Records
= = = = = = =

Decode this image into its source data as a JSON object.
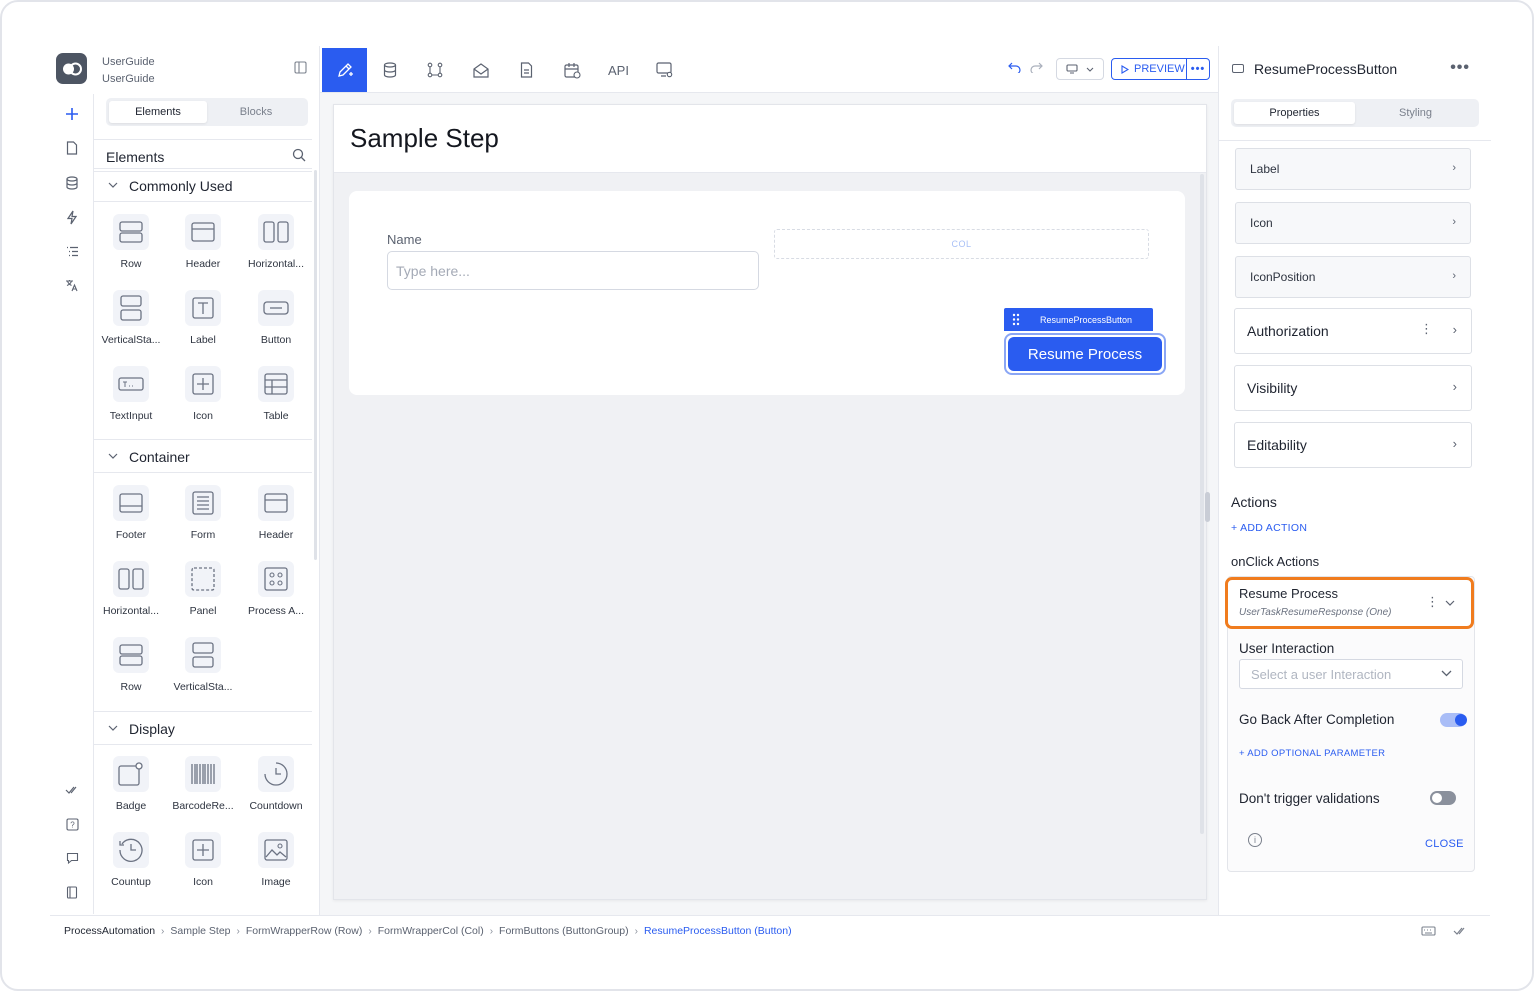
{
  "project": {
    "line1": "UserGuide",
    "line2": "UserGuide"
  },
  "palette": {
    "tabs": {
      "elements": "Elements",
      "blocks": "Blocks"
    },
    "header": "Elements",
    "sections": {
      "commonly_used": {
        "title": "Commonly Used",
        "items": [
          "Row",
          "Header",
          "Horizontal...",
          "VerticalSta...",
          "Label",
          "Button",
          "TextInput",
          "Icon",
          "Table"
        ]
      },
      "container": {
        "title": "Container",
        "items": [
          "Footer",
          "Form",
          "Header",
          "Horizontal...",
          "Panel",
          "Process A...",
          "Row",
          "VerticalSta..."
        ]
      },
      "display": {
        "title": "Display",
        "items": [
          "Badge",
          "BarcodeRe...",
          "Countdown",
          "Countup",
          "Icon",
          "Image"
        ]
      }
    }
  },
  "toolbar": {
    "api_label": "API",
    "preview_label": "PREVIEW",
    "more_label": "•••"
  },
  "canvas": {
    "page_title": "Sample Step",
    "field_label": "Name",
    "field_placeholder": "Type here...",
    "col_placeholder": "COL",
    "selected_tag": "ResumeProcessButton",
    "button_label": "Resume Process"
  },
  "right_panel": {
    "title": "ResumeProcessButton",
    "more": "•••",
    "tabs": {
      "properties": "Properties",
      "styling": "Styling"
    },
    "collapsed": [
      "Label",
      "Icon",
      "IconPosition"
    ],
    "groups": [
      "Authorization",
      "Visibility",
      "Editability"
    ],
    "actions_title": "Actions",
    "add_action": "+ ADD ACTION",
    "onclick_title": "onClick Actions",
    "action": {
      "title": "Resume Process",
      "subtitle": "UserTaskResumeResponse (One)"
    },
    "user_interaction_label": "User Interaction",
    "user_interaction_placeholder": "Select a user Interaction",
    "go_back_label": "Go Back After Completion",
    "go_back_on": true,
    "add_param": "+ ADD OPTIONAL PARAMETER",
    "dont_trigger_label": "Don't trigger validations",
    "dont_trigger_on": false,
    "close": "CLOSE"
  },
  "breadcrumb": [
    "ProcessAutomation",
    "Sample Step",
    "FormWrapperRow (Row)",
    "FormWrapperCol (Col)",
    "FormButtons (ButtonGroup)",
    "ResumeProcessButton (Button)"
  ],
  "colors": {
    "accent": "#2a5cf0",
    "highlight": "#f07c1e"
  }
}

= = = = = = =

Task prompt: Copy every entry word for word, but omit the pictures.

Result:
Decode this image into its source data as a JSON object.
{
  "project": {
    "line1": "UserGuide",
    "line2": "UserGuide"
  },
  "palette": {
    "tabs": {
      "elements": "Elements",
      "blocks": "Blocks"
    },
    "header": "Elements",
    "sections": {
      "commonly_used": {
        "title": "Commonly Used",
        "items": [
          "Row",
          "Header",
          "Horizontal...",
          "VerticalSta...",
          "Label",
          "Button",
          "TextInput",
          "Icon",
          "Table"
        ]
      },
      "container": {
        "title": "Container",
        "items": [
          "Footer",
          "Form",
          "Header",
          "Horizontal...",
          "Panel",
          "Process A...",
          "Row",
          "VerticalSta..."
        ]
      },
      "display": {
        "title": "Display",
        "items": [
          "Badge",
          "BarcodeRe...",
          "Countdown",
          "Countup",
          "Icon",
          "Image"
        ]
      }
    }
  },
  "toolbar": {
    "api_label": "API",
    "preview_label": "PREVIEW",
    "more_label": "•••"
  },
  "canvas": {
    "page_title": "Sample Step",
    "field_label": "Name",
    "field_placeholder": "Type here...",
    "col_placeholder": "COL",
    "selected_tag": "ResumeProcessButton",
    "button_label": "Resume Process"
  },
  "right_panel": {
    "title": "ResumeProcessButton",
    "more": "•••",
    "tabs": {
      "properties": "Properties",
      "styling": "Styling"
    },
    "collapsed": [
      "Label",
      "Icon",
      "IconPosition"
    ],
    "groups": [
      "Authorization",
      "Visibility",
      "Editability"
    ],
    "actions_title": "Actions",
    "add_action": "+ ADD ACTION",
    "onclick_title": "onClick Actions",
    "action": {
      "title": "Resume Process",
      "subtitle": "UserTaskResumeResponse (One)"
    },
    "user_interaction_label": "User Interaction",
    "user_interaction_placeholder": "Select a user Interaction",
    "go_back_label": "Go Back After Completion",
    "go_back_on": true,
    "add_param": "+ ADD OPTIONAL PARAMETER",
    "dont_trigger_label": "Don't trigger validations",
    "dont_trigger_on": false,
    "close": "CLOSE"
  },
  "breadcrumb": [
    "ProcessAutomation",
    "Sample Step",
    "FormWrapperRow (Row)",
    "FormWrapperCol (Col)",
    "FormButtons (ButtonGroup)",
    "ResumeProcessButton (Button)"
  ],
  "colors": {
    "accent": "#2a5cf0",
    "highlight": "#f07c1e"
  }
}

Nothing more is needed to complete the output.